Below are some entries. Copy each line that holds the string "order".
***** AVAILABLE RECORDS *****
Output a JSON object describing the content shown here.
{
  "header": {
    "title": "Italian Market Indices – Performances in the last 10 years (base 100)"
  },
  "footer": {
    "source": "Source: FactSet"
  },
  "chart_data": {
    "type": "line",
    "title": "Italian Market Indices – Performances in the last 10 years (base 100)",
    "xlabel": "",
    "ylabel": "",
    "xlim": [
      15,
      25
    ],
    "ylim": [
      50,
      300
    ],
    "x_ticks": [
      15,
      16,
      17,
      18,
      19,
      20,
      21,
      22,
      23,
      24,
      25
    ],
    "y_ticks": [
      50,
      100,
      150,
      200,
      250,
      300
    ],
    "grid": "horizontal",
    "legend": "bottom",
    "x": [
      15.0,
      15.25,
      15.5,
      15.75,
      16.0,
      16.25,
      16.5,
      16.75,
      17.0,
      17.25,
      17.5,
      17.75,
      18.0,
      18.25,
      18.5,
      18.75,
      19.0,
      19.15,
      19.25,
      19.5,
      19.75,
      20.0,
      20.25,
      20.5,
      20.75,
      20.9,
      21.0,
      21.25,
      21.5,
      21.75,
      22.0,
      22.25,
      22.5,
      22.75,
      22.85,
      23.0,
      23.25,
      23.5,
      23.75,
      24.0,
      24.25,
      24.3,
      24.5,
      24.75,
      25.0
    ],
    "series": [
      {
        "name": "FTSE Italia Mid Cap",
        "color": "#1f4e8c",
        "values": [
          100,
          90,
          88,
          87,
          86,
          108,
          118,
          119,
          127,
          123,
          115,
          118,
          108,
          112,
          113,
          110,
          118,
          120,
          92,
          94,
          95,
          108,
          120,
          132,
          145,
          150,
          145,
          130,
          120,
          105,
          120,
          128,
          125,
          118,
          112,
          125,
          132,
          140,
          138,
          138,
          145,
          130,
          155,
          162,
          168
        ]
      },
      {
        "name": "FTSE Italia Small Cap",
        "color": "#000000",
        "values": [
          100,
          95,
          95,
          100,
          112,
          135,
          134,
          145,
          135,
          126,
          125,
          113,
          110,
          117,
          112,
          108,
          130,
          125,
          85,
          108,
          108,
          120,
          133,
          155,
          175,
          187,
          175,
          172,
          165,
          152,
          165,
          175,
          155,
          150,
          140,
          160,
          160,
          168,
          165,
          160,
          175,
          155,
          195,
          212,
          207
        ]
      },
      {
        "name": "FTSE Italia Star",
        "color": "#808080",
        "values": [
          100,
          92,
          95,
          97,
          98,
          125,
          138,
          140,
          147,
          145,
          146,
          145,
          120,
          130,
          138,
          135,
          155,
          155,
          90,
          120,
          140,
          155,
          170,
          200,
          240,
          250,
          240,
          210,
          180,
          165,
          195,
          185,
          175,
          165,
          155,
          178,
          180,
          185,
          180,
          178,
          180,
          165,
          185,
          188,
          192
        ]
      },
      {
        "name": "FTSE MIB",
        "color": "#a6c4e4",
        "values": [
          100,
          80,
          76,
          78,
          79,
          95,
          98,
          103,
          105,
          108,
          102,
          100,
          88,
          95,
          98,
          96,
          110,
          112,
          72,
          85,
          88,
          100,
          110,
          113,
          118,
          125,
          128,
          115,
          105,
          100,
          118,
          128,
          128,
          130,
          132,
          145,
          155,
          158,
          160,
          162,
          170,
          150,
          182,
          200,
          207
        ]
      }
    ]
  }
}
*****
***** AVAILABLE RECORDS *****
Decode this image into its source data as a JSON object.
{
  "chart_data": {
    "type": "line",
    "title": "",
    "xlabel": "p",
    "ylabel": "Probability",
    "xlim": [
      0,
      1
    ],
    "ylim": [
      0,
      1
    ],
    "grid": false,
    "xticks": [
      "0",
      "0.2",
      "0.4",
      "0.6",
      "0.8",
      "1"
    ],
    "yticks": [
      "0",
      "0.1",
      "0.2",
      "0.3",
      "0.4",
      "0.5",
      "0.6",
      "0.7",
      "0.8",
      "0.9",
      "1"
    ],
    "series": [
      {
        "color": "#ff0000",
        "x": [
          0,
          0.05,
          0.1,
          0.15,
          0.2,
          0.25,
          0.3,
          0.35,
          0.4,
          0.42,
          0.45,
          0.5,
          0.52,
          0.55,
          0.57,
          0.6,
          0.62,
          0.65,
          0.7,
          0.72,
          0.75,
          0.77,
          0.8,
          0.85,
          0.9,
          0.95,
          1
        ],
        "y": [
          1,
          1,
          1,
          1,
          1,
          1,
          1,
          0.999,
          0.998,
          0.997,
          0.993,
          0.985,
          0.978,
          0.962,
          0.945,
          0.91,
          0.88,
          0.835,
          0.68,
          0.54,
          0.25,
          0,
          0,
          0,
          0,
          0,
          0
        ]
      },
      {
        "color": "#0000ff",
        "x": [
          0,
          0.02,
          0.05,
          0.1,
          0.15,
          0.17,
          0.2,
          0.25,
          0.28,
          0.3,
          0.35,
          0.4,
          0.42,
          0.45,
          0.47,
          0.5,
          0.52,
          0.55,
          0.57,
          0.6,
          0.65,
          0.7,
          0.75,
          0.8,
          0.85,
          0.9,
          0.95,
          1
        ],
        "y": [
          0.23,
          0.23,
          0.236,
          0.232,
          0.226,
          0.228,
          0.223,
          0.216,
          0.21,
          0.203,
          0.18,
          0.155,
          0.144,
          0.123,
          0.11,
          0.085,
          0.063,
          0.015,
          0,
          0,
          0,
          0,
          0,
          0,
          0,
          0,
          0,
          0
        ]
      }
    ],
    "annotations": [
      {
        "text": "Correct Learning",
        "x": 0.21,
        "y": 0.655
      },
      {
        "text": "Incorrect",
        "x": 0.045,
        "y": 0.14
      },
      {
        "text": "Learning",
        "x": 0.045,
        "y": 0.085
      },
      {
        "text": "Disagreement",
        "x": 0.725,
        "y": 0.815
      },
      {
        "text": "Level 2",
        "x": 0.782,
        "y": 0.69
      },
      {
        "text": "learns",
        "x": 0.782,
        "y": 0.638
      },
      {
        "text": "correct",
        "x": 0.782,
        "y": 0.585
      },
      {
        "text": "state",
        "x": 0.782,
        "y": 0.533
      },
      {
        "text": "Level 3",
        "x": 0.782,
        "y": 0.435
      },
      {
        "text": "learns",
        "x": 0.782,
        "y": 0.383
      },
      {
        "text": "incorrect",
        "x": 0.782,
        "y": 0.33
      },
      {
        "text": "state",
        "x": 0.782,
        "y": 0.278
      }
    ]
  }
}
*****
***** AVAILABLE RECORDS *****
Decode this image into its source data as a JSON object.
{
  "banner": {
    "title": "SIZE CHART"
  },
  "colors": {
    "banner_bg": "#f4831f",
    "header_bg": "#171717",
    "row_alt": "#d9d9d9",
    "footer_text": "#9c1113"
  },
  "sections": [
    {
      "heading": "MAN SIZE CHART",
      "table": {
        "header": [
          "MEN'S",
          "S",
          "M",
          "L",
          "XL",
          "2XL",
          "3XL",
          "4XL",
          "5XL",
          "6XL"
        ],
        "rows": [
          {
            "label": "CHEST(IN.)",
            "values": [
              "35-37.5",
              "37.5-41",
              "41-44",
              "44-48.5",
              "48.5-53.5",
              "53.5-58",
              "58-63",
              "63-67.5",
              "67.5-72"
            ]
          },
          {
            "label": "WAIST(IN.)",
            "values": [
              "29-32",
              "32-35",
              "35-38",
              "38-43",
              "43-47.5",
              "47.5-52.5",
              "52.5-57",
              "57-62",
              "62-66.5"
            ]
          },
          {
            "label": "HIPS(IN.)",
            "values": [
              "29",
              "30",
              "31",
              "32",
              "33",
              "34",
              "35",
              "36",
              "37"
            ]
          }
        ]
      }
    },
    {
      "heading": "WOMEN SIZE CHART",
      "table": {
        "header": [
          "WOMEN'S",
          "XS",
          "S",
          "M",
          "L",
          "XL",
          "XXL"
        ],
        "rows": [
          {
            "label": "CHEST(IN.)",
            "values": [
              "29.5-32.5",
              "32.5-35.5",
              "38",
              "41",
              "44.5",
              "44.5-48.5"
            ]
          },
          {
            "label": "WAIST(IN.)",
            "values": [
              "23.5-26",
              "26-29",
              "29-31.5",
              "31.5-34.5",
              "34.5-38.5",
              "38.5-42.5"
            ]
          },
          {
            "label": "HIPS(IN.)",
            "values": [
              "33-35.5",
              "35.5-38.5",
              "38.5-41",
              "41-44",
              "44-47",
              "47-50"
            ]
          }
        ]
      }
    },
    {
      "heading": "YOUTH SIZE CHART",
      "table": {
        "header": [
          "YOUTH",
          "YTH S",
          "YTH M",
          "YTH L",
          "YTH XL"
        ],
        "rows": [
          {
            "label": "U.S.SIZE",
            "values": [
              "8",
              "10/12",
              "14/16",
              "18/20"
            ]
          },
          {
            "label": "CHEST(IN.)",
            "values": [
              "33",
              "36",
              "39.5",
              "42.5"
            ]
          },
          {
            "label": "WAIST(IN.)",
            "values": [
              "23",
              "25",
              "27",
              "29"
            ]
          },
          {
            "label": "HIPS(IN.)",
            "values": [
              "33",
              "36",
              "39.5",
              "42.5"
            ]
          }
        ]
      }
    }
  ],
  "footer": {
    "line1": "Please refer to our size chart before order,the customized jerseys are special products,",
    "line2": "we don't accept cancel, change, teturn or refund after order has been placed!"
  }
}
*****
» **OUTPUT BELOW**
    "line1": "Please refer to our size chart before order,the customized jerseys are special products,",
    "line2": "we don't accept cancel, change, teturn or refund after order has been placed!"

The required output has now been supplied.